[Begin Listing]

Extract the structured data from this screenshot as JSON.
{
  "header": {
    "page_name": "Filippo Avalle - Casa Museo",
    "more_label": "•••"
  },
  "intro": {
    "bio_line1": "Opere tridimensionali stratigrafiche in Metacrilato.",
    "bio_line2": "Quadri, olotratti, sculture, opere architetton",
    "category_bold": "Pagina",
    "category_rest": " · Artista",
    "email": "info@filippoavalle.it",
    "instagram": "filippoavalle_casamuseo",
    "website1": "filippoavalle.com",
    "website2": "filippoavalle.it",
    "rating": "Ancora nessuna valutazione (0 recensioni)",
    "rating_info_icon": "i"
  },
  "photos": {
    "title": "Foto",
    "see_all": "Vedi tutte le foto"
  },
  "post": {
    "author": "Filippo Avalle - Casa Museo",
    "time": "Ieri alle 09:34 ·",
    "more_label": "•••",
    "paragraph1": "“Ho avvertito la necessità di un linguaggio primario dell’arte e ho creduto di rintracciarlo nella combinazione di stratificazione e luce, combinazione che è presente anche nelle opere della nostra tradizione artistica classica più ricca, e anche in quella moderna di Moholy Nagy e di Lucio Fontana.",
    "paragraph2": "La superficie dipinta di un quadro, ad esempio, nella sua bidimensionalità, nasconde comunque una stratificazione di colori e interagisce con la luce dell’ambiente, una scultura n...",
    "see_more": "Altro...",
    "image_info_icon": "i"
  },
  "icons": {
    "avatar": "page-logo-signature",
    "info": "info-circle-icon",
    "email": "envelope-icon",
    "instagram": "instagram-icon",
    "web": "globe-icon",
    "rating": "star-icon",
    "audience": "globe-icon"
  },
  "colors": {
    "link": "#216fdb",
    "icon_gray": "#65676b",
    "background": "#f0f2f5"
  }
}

[End Listing]

• _Goal of the exercise_:
Filter the records above for lines containing the word "luce", and copy those lines.

• _Solution for this problem_:
    "paragraph1": "“Ho avvertito la necessità di un linguaggio primario dell’arte e ho creduto di rintracciarlo nella combinazione di stratificazione e luce, combinazione che è presente anche nelle opere della nostra tradizione artistica classica più ricca, e anche in quella moderna di Moholy Nagy e di Lucio Fontana.",
    "paragraph2": "La superficie dipinta di un quadro, ad esempio, nella sua bidimensionalità, nasconde comunque una stratificazione di colori e interagisce con la luce dell’ambiente, una scultura n...",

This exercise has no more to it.